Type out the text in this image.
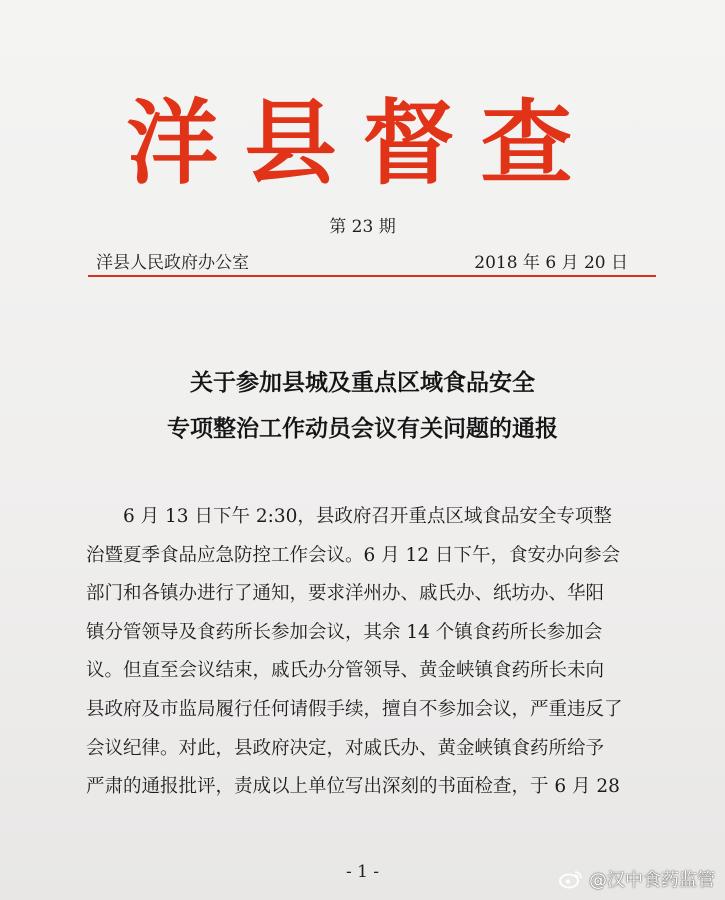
洋县督查
第 23 期
洋县人民政府办公室	2018 年 6 月 20 日
关于参加县城及重点区域食品安全
专项整治工作动员会议有关问题的通报
6 月 13 日下午 2:30，县政府召开重点区域食品安全专项整
治暨夏季食品应急防控工作会议。6 月 12 日下午，食安办向参会
部门和各镇办进行了通知，要求洋州办、戚氏办、纸坊办、华阳
镇分管领导及食药所长参加会议，其余 14 个镇食药所长参加会
议。但直至会议结束，戚氏办分管领导、黄金峡镇食药所长未向
县政府及市监局履行任何请假手续，擅自不参加会议，严重违反了
会议纪律。对此，县政府决定，对戚氏办、黄金峡镇食药所给予
严肃的通报批评，责成以上单位写出深刻的书面检查，于 6 月 28
- 1 -	@汉中食药监管
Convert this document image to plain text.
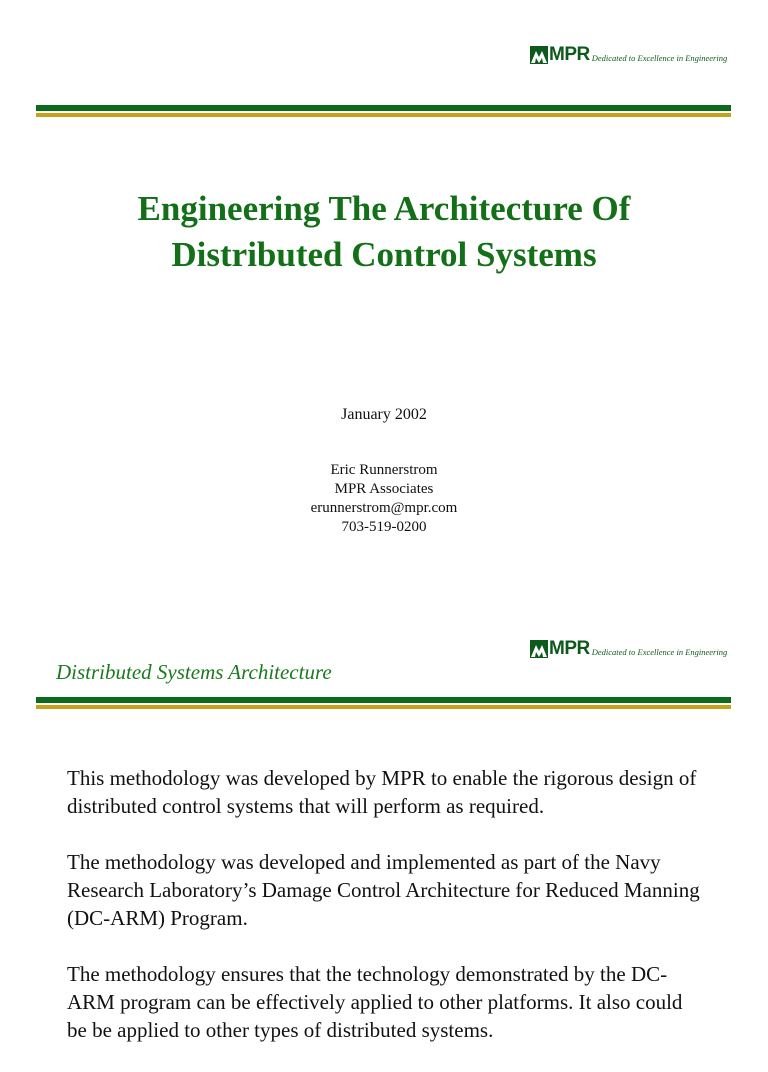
MPR Dedicated to Excellence in Engineering
Engineering The Architecture Of
Distributed Control Systems
January 2002
Eric Runnerstrom
MPR Associates
erunnerstrom@mpr.com
703-519-0200
MPR Dedicated to Excellence in Engineering
Distributed Systems Architecture

This methodology was developed by MPR to enable the rigorous design of distributed control systems that will perform as required.

The methodology was developed and implemented as part of the Navy Research Laboratory’s Damage Control Architecture for Reduced Manning (DC-ARM) Program.

The methodology ensures that the technology demonstrated by the DC-ARM program can be effectively applied to other platforms. It also could be be applied to other types of distributed systems.
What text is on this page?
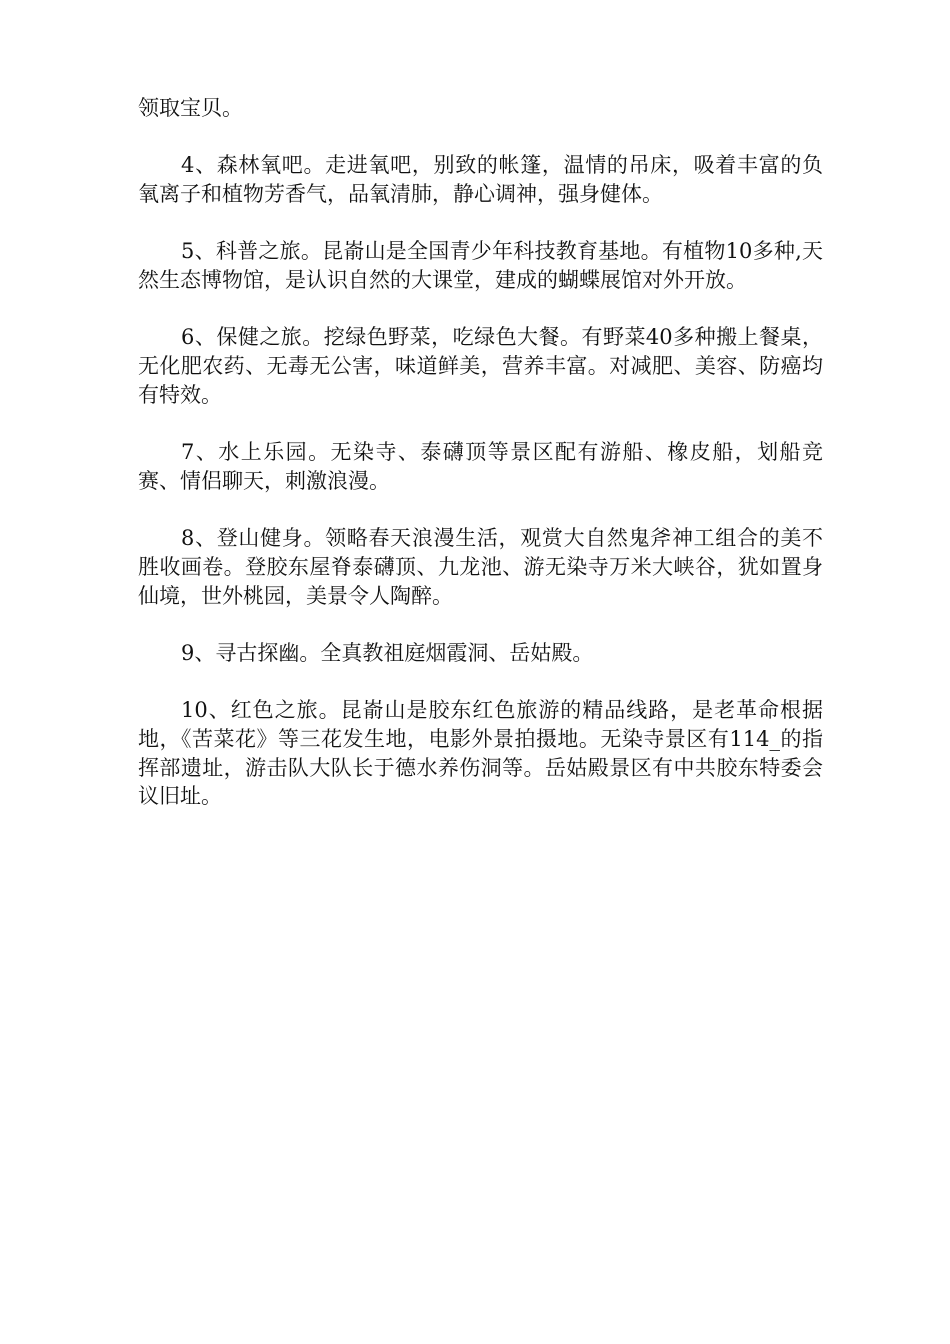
领取宝贝。

4、森林氧吧。走进氧吧，别致的帐篷，温情的吊床，吸着丰富的负氧离子和植物芳香气，品氧清肺，静心调神，强身健体。

5、科普之旅。昆嵛山是全国青少年科技教育基地。有植物10多种,天然生态博物馆，是认识自然的大课堂，建成的蝴蝶展馆对外开放。

6、保健之旅。挖绿色野菜，吃绿色大餐。有野菜40多种搬上餐桌，无化肥农药、无毒无公害，味道鲜美，营养丰富。对减肥、美容、防癌均有特效。

7、水上乐园。无染寺、泰礴顶等景区配有游船、橡皮船，划船竞赛、情侣聊天，刺激浪漫。

8、登山健身。领略春天浪漫生活，观赏大自然鬼斧神工组合的美不胜收画卷。登胶东屋脊泰礴顶、九龙池、游无染寺万米大峡谷，犹如置身仙境，世外桃园，美景令人陶醉。

9、寻古探幽。全真教祖庭烟霞洞、岳姑殿。

10、红色之旅。昆嵛山是胶东红色旅游的精品线路，是老革命根据地，《苦菜花》等三花发生地，电影外景拍摄地。无染寺景区有114_的指挥部遗址，游击队大队长于德水养伤洞等。岳姑殿景区有中共胶东特委会议旧址。
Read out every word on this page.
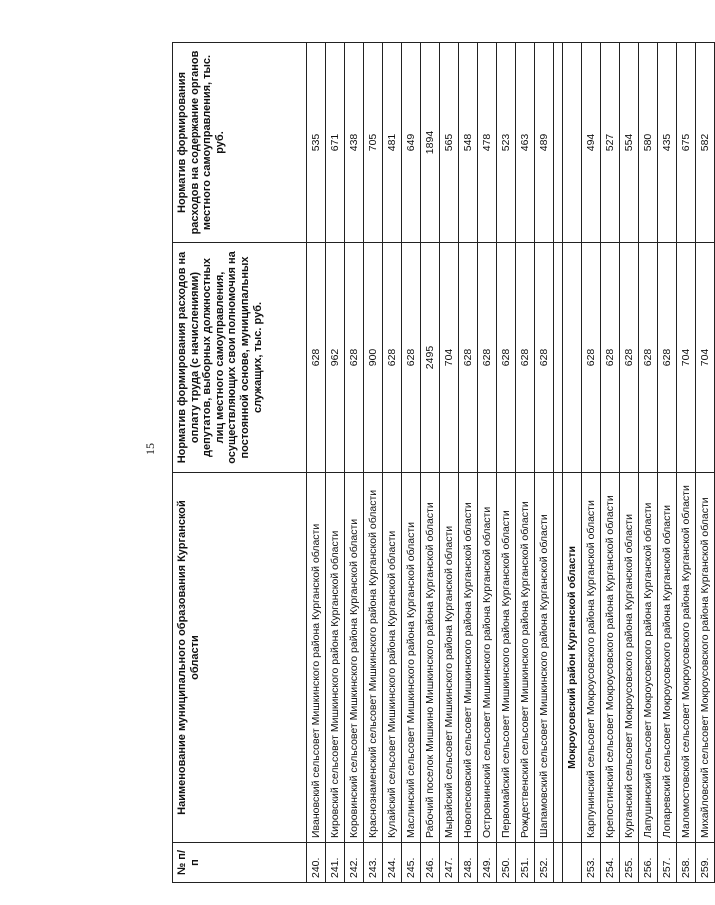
15
№ п/п	Наименование муниципального образования Курганской области	Норматив формирования расходов на оплату труда (с начислениями) депутатов, выборных должностных лиц местного самоуправления, осуществляющих свои полномочия на постоянной основе, муниципальных служащих, тыс. руб.	Норматив формирования расходов на содержание органов местного самоуправления, тыс. руб.
240.	Ивановский сельсовет Мишкинского района Курганской области	628	535
241.	Кировский сельсовет Мишкинского района Курганской области	962	671
242.	Коровинский сельсовет Мишкинского района Курганской области	628	438
243.	Краснознаменский сельсовет Мишкинского района Курганской области	900	705
244.	Кулайский сельсовет Мишкинского района Курганской области	628	481
245.	Маслинский сельсовет Мишкинского района Курганской области	628	649
246.	Рабочий поселок Мишкино Мишкинского района Курганской области	2495	1894
247.	Мырайский сельсовет Мишкинского района Курганской области	704	565
248.	Новопесковский сельсовет Мишкинского района Курганской области	628	548
249.	Островнинский сельсовет Мишкинского района Курганской области	628	478
250.	Первомайский сельсовет Мишкинского района Курганской области	628	523
251.	Рождественский сельсовет Мишкинского района Курганской области	628	463
252.	Шапамовский сельсовет Мишкинского района Курганской области	628	489

	Мокроусовский район Курганской области		
253.	Карпунинский сельсовет Мокроусовского района Курганской области	628	494
254.	Крепостинский сельсовет Мокроусовского района Курганской области	628	527
255.	Курганский сельсовет Мокроусовского района Курганской области	628	554
256.	Лапушинский сельсовет Мокроусовского района Курганской области	628	580
257.	Лопаревский сельсовет Мокроусовского района Курганской области	628	435
258.	Маломостовской сельсовет Мокроусовского района Курганской области	704	675
259.	Михайловский сельсовет Мокроусовского района Курганской области	704	582
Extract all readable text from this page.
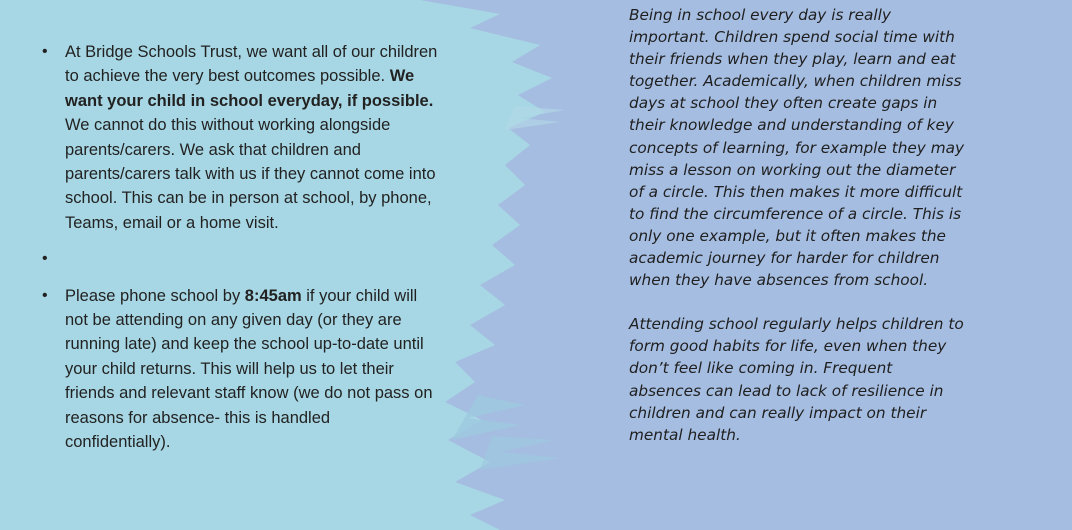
• At Bridge Schools Trust, we want all of our children to achieve the very best outcomes possible. We want your child in school everyday, if possible. We cannot do this without working alongside parents/carers. We ask that children and parents/carers talk with us if they cannot come into school. This can be in person at school, by phone, Teams, email or a home visit.

•
• Please phone school by 8:45am if your child will not be attending on any given day (or they are running late) and keep the school up-to-date until your child returns. This will help us to let their friends and relevant staff know (we do not pass on reasons for absence- this is handled confidentially).

Being in school every day is really important. Children spend social time with their friends when they play, learn and eat together. Academically, when children miss days at school they often create gaps in their knowledge and understanding of key concepts of learning, for example they may miss a lesson on working out the diameter of a circle. This then makes it more difficult to find the circumference of a circle. This is only one example, but it often makes the academic journey for harder for children when they have absences from school.

Attending school regularly helps children to form good habits for life, even when they don’t feel like coming in. Frequent absences can lead to lack of resilience in children and can really impact on their mental health.
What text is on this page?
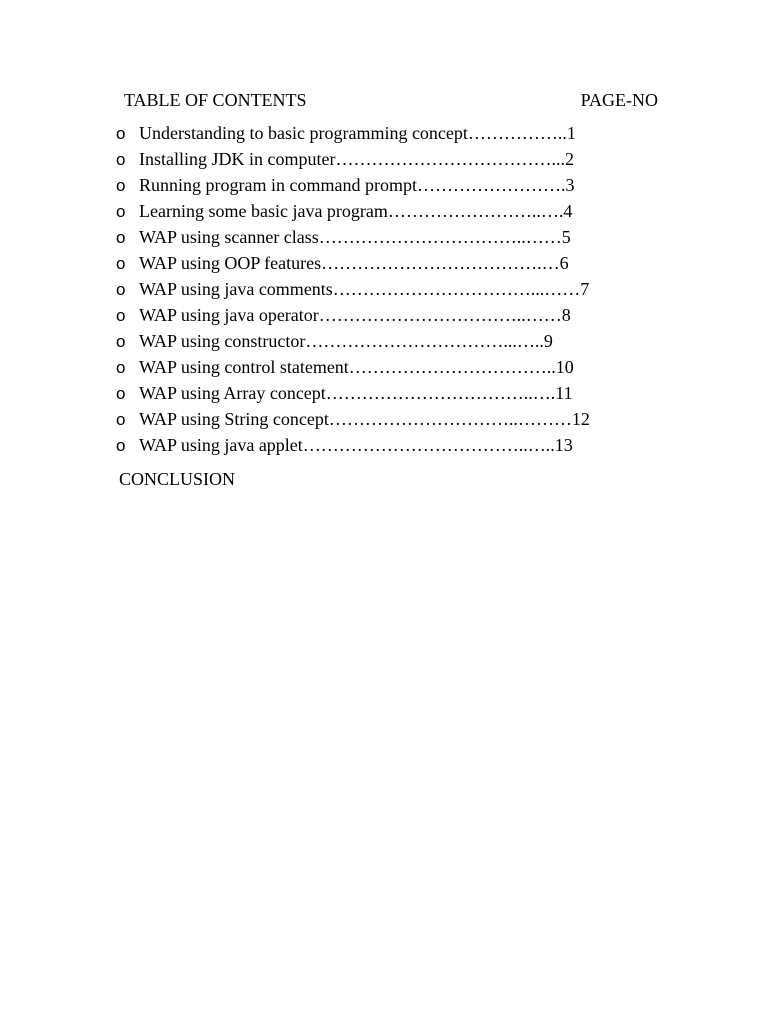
TABLE OF CONTENTS	PAGE-NO
o Understanding to basic programming concept……………..1
o Installing JDK in computer………………………………...2
o Running program in command prompt…………………….3
o Learning some basic java program……………………..….4
o WAP using scanner class……………………………..……5
o WAP using OOP features……………………………….…6
o WAP using java comments……………………………...……7
o WAP using java operator……………………………..……8
o WAP using constructor……………………………...…..9
o WAP using control statement……………………………..10
o WAP using Array concept……………………………..….11
o WAP using String concept…………………………..………12
o WAP using java applet………………………………..…..13
CONCLUSION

- Problem details:
Find the lines containing "working" and list every one of them.

- Solution to this problem:
• At Bridge Schools Trust, we want all of our children to achieve the very best outcomes possible. We want your child in school everyday, if possible. We cannot do this without working alongside parents/carers. We ask that children and parents/carers talk with us if they cannot come into school. This can be in person at school, by phone, Teams, email or a home visit.
Being in school every day is really important. Children spend social time with their friends when they play, learn and eat together. Academically, when children miss days at school they often create gaps in their knowledge and understanding of key concepts of learning, for example they may miss a lesson on working out the diameter of a circle. This then makes it more difficult to find the circumference of a circle. This is only one example, but it often makes the academic journey for harder for children when they have absences from school.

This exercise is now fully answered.